### Task description
Print out the data precisely as it appears here, with no pictures.

### Available records

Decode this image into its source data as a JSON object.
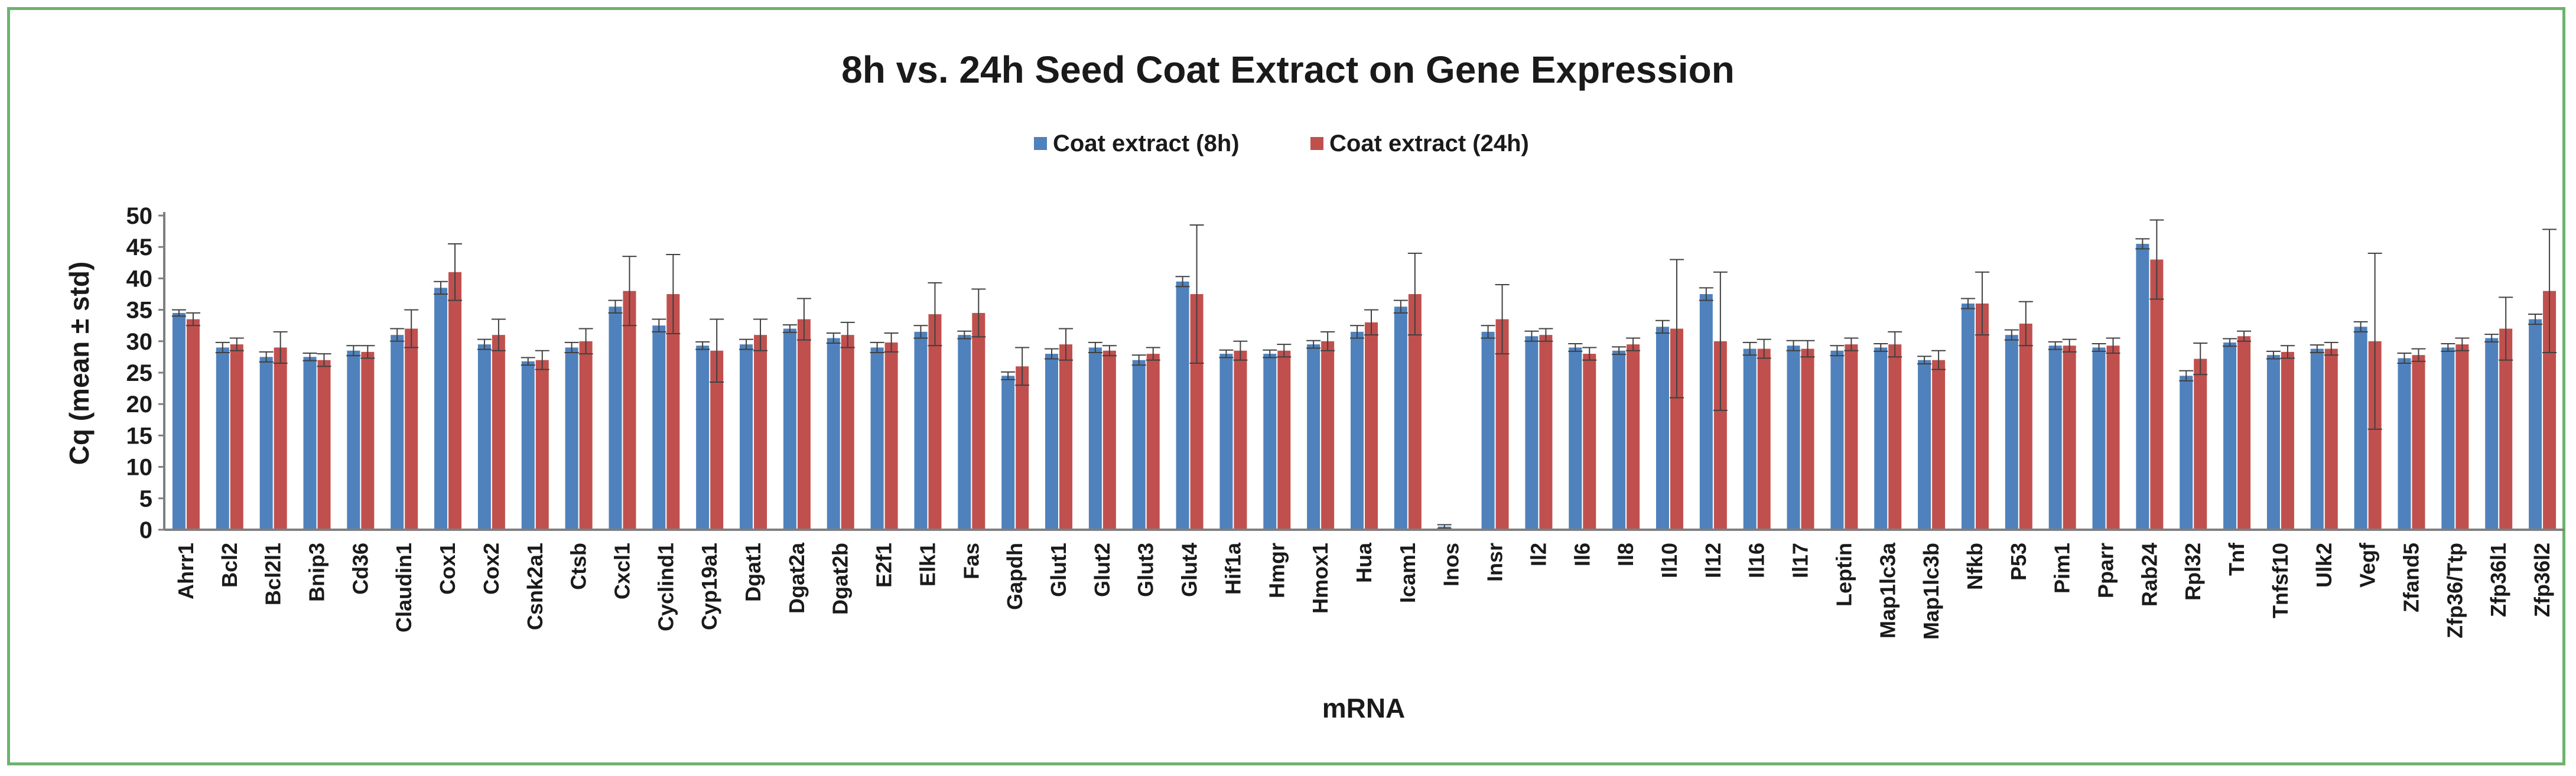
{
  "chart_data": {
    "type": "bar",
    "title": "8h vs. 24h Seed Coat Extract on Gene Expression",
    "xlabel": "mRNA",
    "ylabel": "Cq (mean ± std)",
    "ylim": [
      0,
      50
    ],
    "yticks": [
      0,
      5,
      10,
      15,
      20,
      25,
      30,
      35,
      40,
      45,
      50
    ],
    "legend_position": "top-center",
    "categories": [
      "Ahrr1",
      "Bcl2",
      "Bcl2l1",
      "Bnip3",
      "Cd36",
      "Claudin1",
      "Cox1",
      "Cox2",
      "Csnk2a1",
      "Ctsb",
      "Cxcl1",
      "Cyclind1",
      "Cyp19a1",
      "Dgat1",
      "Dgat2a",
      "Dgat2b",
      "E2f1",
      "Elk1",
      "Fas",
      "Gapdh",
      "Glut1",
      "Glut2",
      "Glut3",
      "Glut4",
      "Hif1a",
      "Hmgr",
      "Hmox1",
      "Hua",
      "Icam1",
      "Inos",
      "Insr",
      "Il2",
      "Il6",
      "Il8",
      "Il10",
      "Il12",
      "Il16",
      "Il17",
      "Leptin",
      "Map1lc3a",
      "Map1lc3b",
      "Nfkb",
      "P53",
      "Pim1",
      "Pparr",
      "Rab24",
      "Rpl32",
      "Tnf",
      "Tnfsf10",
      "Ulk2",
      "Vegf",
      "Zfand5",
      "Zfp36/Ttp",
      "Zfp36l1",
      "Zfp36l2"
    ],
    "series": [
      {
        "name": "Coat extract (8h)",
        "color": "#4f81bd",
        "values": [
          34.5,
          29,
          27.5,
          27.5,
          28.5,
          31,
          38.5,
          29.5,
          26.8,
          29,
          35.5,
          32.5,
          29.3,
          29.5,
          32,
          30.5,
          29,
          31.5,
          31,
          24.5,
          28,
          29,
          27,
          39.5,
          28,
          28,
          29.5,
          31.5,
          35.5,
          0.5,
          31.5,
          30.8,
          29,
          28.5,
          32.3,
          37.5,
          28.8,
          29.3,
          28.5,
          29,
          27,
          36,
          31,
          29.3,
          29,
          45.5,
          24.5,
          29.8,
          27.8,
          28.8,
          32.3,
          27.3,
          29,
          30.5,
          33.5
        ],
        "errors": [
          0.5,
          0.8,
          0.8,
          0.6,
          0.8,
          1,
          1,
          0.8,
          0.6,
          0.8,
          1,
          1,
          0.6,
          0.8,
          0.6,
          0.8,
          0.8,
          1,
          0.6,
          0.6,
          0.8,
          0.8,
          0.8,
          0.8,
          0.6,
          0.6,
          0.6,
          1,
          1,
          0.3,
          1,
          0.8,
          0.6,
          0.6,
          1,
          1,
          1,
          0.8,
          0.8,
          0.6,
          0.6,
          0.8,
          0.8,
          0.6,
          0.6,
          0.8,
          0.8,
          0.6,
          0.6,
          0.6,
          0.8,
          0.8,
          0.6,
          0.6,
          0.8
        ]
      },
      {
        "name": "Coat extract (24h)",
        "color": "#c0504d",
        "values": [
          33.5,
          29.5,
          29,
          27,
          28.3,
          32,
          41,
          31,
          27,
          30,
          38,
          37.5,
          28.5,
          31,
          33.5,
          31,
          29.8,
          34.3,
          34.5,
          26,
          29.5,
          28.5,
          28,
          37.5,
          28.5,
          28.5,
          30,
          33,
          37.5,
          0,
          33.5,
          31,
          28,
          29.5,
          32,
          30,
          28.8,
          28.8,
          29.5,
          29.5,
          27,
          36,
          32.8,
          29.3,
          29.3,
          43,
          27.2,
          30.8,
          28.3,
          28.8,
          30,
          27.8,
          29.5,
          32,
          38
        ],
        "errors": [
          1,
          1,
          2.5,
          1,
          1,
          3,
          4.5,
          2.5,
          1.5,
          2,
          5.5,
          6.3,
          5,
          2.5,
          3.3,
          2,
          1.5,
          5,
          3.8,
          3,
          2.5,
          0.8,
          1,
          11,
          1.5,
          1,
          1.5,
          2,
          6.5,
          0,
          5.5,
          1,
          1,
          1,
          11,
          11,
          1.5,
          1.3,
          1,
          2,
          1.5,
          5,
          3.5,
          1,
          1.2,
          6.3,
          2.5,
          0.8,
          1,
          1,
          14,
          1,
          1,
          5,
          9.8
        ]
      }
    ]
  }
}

### Solution for this problem
Decode this image into its source data as a JSON object.
{
  "chart_data": {
    "type": "bar",
    "title": "8h vs. 24h Seed Coat Extract on Gene Expression",
    "xlabel": "mRNA",
    "ylabel": "Cq (mean ± std)",
    "ylim": [
      0,
      50
    ],
    "yticks": [
      0,
      5,
      10,
      15,
      20,
      25,
      30,
      35,
      40,
      45,
      50
    ],
    "legend_position": "top-center",
    "categories": [
      "Ahrr1",
      "Bcl2",
      "Bcl2l1",
      "Bnip3",
      "Cd36",
      "Claudin1",
      "Cox1",
      "Cox2",
      "Csnk2a1",
      "Ctsb",
      "Cxcl1",
      "Cyclind1",
      "Cyp19a1",
      "Dgat1",
      "Dgat2a",
      "Dgat2b",
      "E2f1",
      "Elk1",
      "Fas",
      "Gapdh",
      "Glut1",
      "Glut2",
      "Glut3",
      "Glut4",
      "Hif1a",
      "Hmgr",
      "Hmox1",
      "Hua",
      "Icam1",
      "Inos",
      "Insr",
      "Il2",
      "Il6",
      "Il8",
      "Il10",
      "Il12",
      "Il16",
      "Il17",
      "Leptin",
      "Map1lc3a",
      "Map1lc3b",
      "Nfkb",
      "P53",
      "Pim1",
      "Pparr",
      "Rab24",
      "Rpl32",
      "Tnf",
      "Tnfsf10",
      "Ulk2",
      "Vegf",
      "Zfand5",
      "Zfp36/Ttp",
      "Zfp36l1",
      "Zfp36l2"
    ],
    "series": [
      {
        "name": "Coat extract (8h)",
        "color": "#4f81bd",
        "values": [
          34.5,
          29,
          27.5,
          27.5,
          28.5,
          31,
          38.5,
          29.5,
          26.8,
          29,
          35.5,
          32.5,
          29.3,
          29.5,
          32,
          30.5,
          29,
          31.5,
          31,
          24.5,
          28,
          29,
          27,
          39.5,
          28,
          28,
          29.5,
          31.5,
          35.5,
          0.5,
          31.5,
          30.8,
          29,
          28.5,
          32.3,
          37.5,
          28.8,
          29.3,
          28.5,
          29,
          27,
          36,
          31,
          29.3,
          29,
          45.5,
          24.5,
          29.8,
          27.8,
          28.8,
          32.3,
          27.3,
          29,
          30.5,
          33.5
        ],
        "errors": [
          0.5,
          0.8,
          0.8,
          0.6,
          0.8,
          1,
          1,
          0.8,
          0.6,
          0.8,
          1,
          1,
          0.6,
          0.8,
          0.6,
          0.8,
          0.8,
          1,
          0.6,
          0.6,
          0.8,
          0.8,
          0.8,
          0.8,
          0.6,
          0.6,
          0.6,
          1,
          1,
          0.3,
          1,
          0.8,
          0.6,
          0.6,
          1,
          1,
          1,
          0.8,
          0.8,
          0.6,
          0.6,
          0.8,
          0.8,
          0.6,
          0.6,
          0.8,
          0.8,
          0.6,
          0.6,
          0.6,
          0.8,
          0.8,
          0.6,
          0.6,
          0.8
        ]
      },
      {
        "name": "Coat extract (24h)",
        "color": "#c0504d",
        "values": [
          33.5,
          29.5,
          29,
          27,
          28.3,
          32,
          41,
          31,
          27,
          30,
          38,
          37.5,
          28.5,
          31,
          33.5,
          31,
          29.8,
          34.3,
          34.5,
          26,
          29.5,
          28.5,
          28,
          37.5,
          28.5,
          28.5,
          30,
          33,
          37.5,
          0,
          33.5,
          31,
          28,
          29.5,
          32,
          30,
          28.8,
          28.8,
          29.5,
          29.5,
          27,
          36,
          32.8,
          29.3,
          29.3,
          43,
          27.2,
          30.8,
          28.3,
          28.8,
          30,
          27.8,
          29.5,
          32,
          38
        ],
        "errors": [
          1,
          1,
          2.5,
          1,
          1,
          3,
          4.5,
          2.5,
          1.5,
          2,
          5.5,
          6.3,
          5,
          2.5,
          3.3,
          2,
          1.5,
          5,
          3.8,
          3,
          2.5,
          0.8,
          1,
          11,
          1.5,
          1,
          1.5,
          2,
          6.5,
          0,
          5.5,
          1,
          1,
          1,
          11,
          11,
          1.5,
          1.3,
          1,
          2,
          1.5,
          5,
          3.5,
          1,
          1.2,
          6.3,
          2.5,
          0.8,
          1,
          1,
          14,
          1,
          1,
          5,
          9.8
        ]
      }
    ]
  }
}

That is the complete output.